Work to do
Quote verbatim the part of the listing below that starts at the line containing "avatar[interactable] [26, 422, 68, 464]" and ends at the line containing "review-photo[interactable] [102, 71, 150, 119]", including both of those lines.

━━━━━━━━━━━━━━━━━━━━━━━━━━━━━━

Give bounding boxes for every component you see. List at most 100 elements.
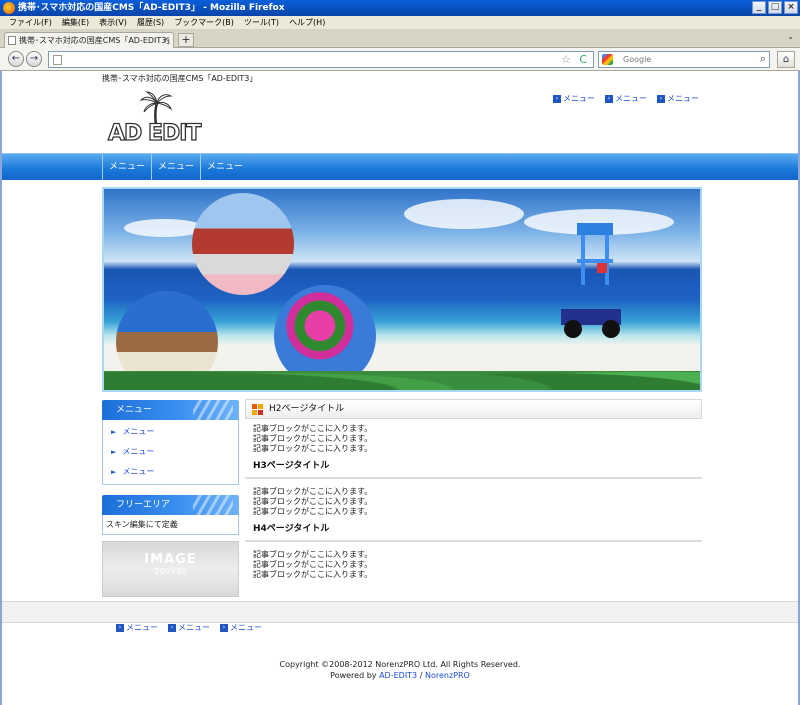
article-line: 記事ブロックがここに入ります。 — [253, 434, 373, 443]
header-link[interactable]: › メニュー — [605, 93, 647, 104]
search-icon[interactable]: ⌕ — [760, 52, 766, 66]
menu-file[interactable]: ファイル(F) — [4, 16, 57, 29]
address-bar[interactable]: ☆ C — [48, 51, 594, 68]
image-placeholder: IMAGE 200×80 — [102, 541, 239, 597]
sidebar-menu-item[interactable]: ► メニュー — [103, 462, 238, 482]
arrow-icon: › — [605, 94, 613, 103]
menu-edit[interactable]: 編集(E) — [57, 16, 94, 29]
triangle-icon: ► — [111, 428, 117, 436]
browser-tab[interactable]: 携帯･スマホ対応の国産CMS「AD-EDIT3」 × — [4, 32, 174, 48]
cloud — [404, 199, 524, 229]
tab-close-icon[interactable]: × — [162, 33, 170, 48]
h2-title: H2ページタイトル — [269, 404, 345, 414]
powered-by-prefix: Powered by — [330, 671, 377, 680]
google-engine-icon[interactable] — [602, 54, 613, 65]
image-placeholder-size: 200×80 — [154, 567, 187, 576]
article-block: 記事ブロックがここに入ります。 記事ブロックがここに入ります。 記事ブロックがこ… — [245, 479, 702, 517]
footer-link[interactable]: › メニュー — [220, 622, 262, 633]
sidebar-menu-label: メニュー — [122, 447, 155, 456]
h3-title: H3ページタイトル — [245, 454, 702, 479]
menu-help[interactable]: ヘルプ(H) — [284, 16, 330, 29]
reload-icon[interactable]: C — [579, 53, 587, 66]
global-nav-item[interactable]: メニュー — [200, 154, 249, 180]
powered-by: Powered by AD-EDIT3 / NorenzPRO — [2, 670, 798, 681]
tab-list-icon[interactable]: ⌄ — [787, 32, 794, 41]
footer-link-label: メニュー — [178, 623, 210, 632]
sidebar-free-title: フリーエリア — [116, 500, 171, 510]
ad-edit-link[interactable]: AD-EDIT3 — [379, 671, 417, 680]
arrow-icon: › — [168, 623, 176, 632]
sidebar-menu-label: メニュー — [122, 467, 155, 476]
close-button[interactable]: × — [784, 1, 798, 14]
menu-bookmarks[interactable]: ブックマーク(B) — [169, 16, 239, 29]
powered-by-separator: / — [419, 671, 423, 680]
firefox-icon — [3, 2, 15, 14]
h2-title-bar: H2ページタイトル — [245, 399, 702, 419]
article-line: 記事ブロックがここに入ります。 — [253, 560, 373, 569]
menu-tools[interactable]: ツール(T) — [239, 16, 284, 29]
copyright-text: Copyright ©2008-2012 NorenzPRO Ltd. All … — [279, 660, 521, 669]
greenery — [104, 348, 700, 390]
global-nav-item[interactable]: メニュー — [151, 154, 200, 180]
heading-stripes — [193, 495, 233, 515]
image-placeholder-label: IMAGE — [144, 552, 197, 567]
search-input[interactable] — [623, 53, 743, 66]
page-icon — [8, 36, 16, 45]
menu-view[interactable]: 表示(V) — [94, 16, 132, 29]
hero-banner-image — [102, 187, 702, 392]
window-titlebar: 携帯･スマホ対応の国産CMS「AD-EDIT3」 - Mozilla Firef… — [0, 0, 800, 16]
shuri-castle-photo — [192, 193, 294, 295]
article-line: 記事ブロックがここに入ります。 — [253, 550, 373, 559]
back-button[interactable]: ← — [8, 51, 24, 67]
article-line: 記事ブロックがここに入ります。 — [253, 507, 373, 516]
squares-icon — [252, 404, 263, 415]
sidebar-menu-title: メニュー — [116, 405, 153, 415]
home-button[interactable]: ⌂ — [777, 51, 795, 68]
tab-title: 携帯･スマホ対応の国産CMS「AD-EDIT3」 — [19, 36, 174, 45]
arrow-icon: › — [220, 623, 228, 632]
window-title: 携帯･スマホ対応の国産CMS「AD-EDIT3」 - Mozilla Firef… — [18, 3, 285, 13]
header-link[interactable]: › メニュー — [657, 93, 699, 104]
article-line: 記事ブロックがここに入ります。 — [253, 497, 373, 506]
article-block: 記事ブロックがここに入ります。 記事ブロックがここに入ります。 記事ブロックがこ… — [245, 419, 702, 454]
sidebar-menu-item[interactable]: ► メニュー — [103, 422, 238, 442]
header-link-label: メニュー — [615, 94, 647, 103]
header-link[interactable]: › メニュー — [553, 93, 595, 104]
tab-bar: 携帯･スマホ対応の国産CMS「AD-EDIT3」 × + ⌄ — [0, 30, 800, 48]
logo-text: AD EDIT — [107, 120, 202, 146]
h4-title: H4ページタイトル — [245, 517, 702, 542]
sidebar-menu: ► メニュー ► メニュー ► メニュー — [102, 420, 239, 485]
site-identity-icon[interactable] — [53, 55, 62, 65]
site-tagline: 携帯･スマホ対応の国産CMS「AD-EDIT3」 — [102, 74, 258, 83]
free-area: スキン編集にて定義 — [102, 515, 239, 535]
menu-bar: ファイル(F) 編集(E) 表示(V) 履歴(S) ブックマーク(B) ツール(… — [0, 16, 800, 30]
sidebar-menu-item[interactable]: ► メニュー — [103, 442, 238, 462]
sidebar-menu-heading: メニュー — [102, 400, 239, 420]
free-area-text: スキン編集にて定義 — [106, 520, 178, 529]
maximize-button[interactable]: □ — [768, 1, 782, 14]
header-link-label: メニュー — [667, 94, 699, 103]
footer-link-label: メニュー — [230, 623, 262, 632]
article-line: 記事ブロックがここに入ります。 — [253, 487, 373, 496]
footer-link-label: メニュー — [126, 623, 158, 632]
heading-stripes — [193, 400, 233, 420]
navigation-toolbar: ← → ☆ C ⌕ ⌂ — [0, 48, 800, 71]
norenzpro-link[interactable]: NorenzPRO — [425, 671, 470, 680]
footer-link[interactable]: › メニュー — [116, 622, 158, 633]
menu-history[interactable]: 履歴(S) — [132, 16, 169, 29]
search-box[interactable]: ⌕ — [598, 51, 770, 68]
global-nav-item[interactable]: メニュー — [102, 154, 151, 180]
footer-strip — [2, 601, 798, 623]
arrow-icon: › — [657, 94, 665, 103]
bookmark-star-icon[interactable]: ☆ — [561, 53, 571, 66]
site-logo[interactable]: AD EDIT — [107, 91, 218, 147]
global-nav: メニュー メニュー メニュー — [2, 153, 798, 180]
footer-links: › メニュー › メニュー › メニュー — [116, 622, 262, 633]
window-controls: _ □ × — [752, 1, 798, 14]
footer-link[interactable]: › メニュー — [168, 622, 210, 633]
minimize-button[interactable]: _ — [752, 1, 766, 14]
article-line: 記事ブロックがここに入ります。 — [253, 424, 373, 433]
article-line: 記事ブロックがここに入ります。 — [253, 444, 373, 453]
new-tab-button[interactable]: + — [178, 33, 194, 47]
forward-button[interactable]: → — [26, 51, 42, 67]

━━━━━━━━━━━━━━━━━━━━━━━━━━━━━━

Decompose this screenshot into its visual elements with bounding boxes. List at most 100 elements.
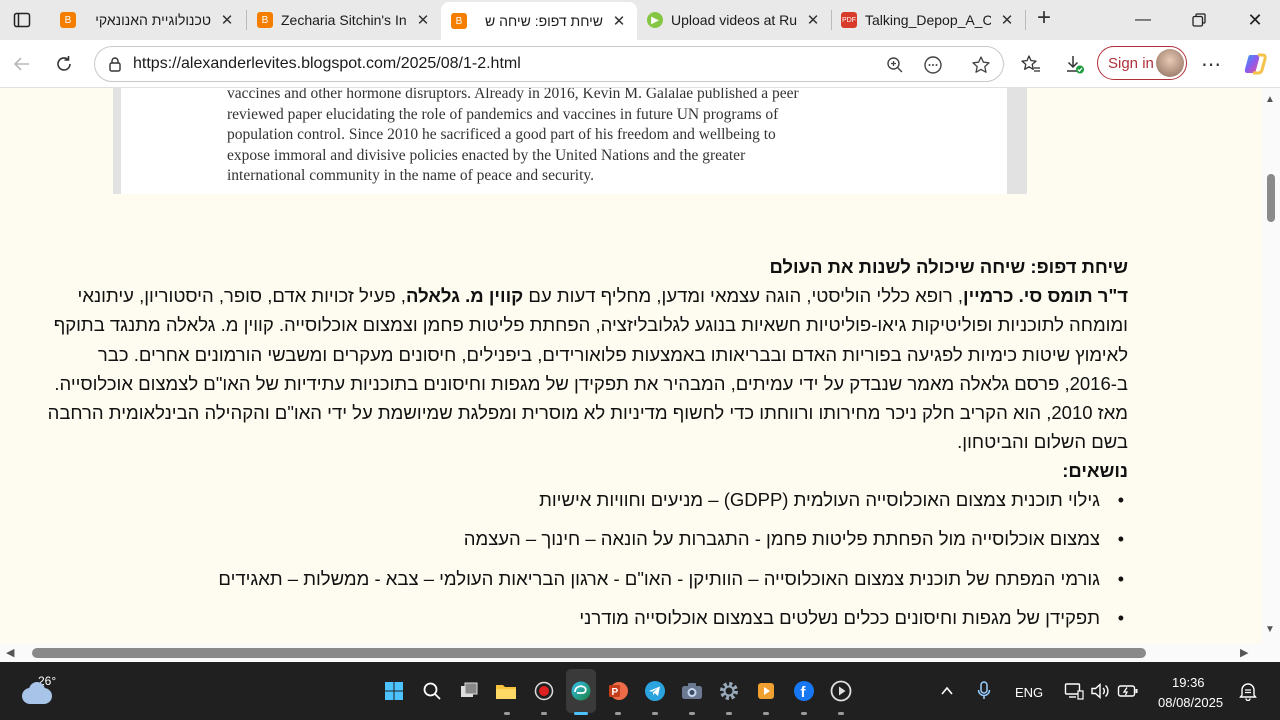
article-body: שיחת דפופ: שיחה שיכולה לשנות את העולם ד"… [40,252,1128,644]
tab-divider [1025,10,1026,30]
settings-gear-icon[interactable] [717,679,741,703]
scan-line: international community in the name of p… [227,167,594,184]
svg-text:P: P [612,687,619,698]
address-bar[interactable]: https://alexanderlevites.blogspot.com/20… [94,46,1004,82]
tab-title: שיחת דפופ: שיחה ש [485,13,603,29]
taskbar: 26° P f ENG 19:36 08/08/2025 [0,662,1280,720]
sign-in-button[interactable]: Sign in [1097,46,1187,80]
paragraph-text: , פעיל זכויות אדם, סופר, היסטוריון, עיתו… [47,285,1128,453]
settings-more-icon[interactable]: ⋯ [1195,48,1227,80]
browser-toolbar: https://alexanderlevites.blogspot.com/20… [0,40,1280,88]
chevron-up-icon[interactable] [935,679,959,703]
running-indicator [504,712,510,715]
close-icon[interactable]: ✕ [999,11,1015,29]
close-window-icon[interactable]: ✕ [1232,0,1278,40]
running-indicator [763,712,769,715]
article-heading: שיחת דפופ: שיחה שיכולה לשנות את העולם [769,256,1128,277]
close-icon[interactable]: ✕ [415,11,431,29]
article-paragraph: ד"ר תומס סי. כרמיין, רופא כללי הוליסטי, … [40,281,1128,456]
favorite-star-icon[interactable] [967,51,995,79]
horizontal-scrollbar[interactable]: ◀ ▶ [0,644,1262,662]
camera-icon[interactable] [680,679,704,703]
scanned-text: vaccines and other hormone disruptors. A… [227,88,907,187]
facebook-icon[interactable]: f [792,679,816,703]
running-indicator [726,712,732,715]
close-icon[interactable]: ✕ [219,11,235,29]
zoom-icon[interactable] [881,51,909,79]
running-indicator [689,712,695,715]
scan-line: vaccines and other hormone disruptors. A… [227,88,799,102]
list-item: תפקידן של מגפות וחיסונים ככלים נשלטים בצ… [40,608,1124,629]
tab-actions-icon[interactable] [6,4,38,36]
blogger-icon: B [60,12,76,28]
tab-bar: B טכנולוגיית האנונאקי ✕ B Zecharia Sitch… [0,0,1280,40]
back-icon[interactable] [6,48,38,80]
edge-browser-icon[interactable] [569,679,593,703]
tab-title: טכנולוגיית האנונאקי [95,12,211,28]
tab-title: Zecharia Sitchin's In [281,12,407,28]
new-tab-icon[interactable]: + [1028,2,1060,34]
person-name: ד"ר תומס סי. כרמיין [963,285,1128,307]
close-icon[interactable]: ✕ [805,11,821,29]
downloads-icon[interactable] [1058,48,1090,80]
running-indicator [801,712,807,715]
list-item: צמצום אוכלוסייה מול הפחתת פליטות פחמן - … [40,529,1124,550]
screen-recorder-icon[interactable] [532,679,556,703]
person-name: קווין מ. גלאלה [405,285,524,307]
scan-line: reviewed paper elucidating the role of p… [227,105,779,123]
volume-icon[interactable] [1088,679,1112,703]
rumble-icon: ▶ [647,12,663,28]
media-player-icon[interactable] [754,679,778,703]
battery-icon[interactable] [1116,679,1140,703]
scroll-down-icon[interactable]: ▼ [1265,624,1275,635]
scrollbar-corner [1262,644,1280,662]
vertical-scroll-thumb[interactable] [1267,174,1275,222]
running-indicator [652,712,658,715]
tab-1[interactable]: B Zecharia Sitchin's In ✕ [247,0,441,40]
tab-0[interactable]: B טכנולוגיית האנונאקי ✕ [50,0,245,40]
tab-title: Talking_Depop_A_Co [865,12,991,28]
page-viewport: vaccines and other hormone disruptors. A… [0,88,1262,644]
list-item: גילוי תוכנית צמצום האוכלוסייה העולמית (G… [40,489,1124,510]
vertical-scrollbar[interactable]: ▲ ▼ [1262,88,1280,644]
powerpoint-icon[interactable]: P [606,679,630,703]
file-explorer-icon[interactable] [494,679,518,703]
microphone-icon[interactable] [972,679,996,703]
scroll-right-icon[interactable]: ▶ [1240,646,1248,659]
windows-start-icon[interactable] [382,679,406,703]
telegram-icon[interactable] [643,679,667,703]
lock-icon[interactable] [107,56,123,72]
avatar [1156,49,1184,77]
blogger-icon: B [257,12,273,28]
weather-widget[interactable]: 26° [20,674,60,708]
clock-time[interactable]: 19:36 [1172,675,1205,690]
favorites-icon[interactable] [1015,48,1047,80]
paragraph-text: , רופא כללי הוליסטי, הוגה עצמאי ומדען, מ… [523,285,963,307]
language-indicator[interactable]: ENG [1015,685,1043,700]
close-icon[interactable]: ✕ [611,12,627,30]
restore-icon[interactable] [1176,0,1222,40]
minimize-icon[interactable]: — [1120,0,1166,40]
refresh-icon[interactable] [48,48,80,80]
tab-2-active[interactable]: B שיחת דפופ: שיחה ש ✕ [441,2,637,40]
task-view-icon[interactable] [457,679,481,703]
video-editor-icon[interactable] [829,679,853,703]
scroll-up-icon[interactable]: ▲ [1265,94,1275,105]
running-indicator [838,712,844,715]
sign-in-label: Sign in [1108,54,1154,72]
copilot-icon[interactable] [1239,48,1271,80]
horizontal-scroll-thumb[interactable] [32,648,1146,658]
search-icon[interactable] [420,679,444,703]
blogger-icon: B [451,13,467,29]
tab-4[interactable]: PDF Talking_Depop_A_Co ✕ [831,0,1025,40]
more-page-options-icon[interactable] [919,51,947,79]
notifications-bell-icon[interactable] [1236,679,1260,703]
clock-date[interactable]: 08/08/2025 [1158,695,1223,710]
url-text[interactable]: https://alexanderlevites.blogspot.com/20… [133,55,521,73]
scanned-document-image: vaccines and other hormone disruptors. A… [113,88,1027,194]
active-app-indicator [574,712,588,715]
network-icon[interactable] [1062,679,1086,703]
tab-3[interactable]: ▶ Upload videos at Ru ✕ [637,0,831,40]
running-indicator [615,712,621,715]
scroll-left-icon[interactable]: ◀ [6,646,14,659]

━━━━━━━━━━━━━━━━━━━━━━━━━━━━━━

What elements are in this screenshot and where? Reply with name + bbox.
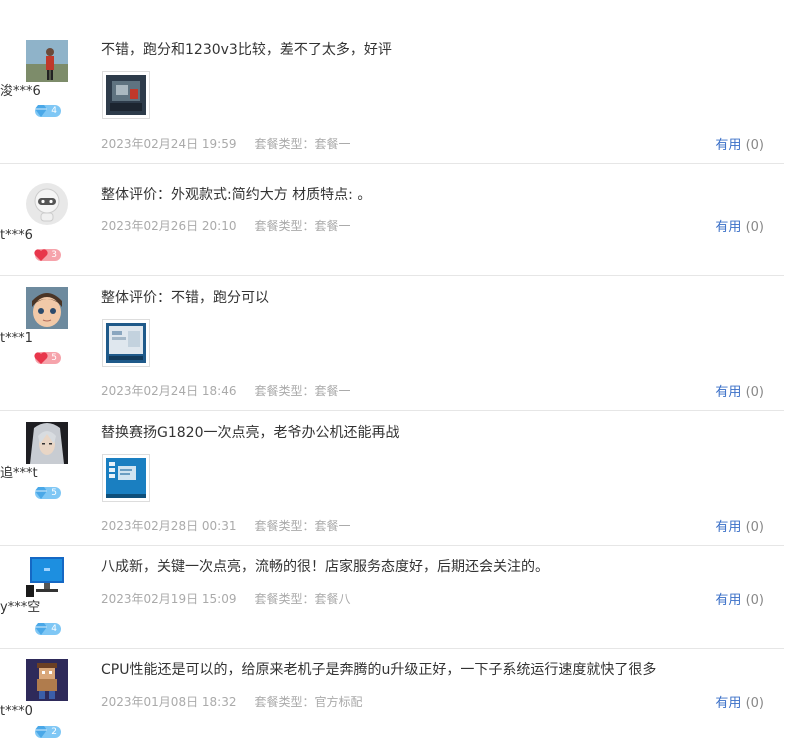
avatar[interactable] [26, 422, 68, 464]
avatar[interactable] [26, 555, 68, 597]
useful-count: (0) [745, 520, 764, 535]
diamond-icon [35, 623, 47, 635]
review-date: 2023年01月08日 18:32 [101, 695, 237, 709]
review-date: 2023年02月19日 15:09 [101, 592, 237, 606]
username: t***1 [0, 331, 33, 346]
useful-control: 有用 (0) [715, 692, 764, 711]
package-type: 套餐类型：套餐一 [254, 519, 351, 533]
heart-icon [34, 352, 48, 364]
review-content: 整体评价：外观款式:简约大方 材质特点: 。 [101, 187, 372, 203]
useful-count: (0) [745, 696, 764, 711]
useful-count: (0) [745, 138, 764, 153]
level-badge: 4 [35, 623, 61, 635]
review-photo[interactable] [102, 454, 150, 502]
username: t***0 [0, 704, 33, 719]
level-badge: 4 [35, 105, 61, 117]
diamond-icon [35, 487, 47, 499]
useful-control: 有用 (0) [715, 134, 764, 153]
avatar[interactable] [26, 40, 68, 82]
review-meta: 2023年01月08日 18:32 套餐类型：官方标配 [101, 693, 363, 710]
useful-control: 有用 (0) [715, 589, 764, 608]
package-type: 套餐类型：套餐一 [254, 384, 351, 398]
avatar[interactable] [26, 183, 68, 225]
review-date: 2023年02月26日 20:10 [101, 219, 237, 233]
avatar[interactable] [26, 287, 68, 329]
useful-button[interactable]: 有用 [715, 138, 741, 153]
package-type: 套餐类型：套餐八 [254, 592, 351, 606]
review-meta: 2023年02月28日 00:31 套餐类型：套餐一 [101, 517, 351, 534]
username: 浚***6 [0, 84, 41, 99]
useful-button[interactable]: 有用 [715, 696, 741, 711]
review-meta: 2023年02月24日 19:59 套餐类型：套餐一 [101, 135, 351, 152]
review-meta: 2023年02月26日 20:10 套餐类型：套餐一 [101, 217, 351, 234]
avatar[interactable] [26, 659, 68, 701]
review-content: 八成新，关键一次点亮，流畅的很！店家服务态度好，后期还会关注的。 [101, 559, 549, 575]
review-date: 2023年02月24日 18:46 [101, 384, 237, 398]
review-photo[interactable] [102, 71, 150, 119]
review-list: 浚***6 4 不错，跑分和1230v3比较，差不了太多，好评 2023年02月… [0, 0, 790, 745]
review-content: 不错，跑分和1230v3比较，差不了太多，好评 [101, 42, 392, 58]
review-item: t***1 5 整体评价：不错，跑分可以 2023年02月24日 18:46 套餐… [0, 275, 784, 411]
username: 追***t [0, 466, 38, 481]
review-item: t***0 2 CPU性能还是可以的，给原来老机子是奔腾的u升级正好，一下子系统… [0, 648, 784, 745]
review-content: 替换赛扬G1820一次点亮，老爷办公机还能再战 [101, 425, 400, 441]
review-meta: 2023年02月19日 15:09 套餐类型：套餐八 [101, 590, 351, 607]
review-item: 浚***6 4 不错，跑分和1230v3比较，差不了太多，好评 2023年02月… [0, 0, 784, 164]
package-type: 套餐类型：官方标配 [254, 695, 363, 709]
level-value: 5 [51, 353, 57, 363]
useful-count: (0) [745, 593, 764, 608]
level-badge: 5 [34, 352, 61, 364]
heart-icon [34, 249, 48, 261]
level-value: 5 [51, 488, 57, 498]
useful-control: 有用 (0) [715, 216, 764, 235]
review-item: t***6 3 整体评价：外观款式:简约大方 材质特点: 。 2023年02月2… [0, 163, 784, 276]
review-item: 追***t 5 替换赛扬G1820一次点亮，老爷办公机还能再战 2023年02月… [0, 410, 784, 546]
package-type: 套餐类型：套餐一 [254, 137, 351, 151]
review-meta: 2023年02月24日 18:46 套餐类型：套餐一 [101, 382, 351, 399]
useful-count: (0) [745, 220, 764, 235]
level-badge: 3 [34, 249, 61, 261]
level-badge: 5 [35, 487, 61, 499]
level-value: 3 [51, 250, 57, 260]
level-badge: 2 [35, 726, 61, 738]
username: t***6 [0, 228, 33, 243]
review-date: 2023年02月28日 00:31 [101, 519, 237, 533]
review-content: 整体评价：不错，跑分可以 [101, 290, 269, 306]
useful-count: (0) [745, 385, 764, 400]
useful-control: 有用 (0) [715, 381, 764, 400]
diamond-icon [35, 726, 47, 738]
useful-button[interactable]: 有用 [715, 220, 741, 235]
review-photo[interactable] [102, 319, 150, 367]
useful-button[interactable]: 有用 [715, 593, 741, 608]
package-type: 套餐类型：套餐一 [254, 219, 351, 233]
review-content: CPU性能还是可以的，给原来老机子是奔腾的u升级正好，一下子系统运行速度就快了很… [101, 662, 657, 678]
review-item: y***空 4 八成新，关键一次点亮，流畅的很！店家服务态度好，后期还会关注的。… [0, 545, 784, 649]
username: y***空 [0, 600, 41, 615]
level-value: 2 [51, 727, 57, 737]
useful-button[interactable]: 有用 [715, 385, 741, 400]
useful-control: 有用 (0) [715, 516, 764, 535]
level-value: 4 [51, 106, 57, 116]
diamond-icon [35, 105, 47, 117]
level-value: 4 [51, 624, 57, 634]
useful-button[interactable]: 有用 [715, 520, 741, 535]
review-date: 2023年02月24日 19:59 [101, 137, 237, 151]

━━━━━━━━━━━━━━━━━━━━━━━━━━━━━━

Task response
avatar[interactable] [26, 422, 68, 464]
avatar[interactable] [26, 555, 68, 597]
useful-count: (0) [745, 520, 764, 535]
diamond-icon [35, 623, 47, 635]
review-date: 2023年01月08日 18:32 [101, 695, 237, 709]
review-date: 2023年02月19日 15:09 [101, 592, 237, 606]
username: t***1 [0, 331, 33, 346]
useful-control: 有用 (0) [715, 692, 764, 711]
package-type: 套餐类型：套餐一 [254, 519, 351, 533]
heart-icon [34, 352, 48, 364]
review-content: 整体评价：外观款式:简约大方 材质特点: 。 [101, 187, 372, 203]
useful-count: (0) [745, 696, 764, 711]
useful-count: (0) [745, 138, 764, 153]
level-badge: 4 [35, 623, 61, 635]
review-photo[interactable] [102, 454, 150, 502]
username: t***0 [0, 704, 33, 719]
level-badge: 4 [35, 105, 61, 117]
diamond-icon [35, 487, 47, 499]
useful-control: 有用 (0) [715, 134, 764, 153]
avatar[interactable] [26, 40, 68, 82]
review-meta: 2023年01月08日 18:32 套餐类型：官方标配 [101, 693, 363, 710]
useful-control: 有用 (0) [715, 589, 764, 608]
package-type: 套餐类型：套餐一 [254, 384, 351, 398]
avatar[interactable] [26, 183, 68, 225]
review-date: 2023年02月26日 20:10 [101, 219, 237, 233]
avatar[interactable] [26, 287, 68, 329]
useful-button[interactable]: 有用 [715, 138, 741, 153]
package-type: 套餐类型：套餐八 [254, 592, 351, 606]
review-meta: 2023年02月28日 00:31 套餐类型：套餐一 [101, 517, 351, 534]
username: 浚***6 [0, 84, 41, 99]
useful-button[interactable]: 有用 [715, 696, 741, 711]
review-meta: 2023年02月24日 19:59 套餐类型：套餐一 [101, 135, 351, 152]
review-meta: 2023年02月26日 20:10 套餐类型：套餐一 [101, 217, 351, 234]
avatar[interactable] [26, 659, 68, 701]
review-content: 八成新，关键一次点亮，流畅的很！店家服务态度好，后期还会关注的。 [101, 559, 549, 575]
review-date: 2023年02月24日 18:46 [101, 384, 237, 398]
review-photo[interactable] [102, 71, 150, 119]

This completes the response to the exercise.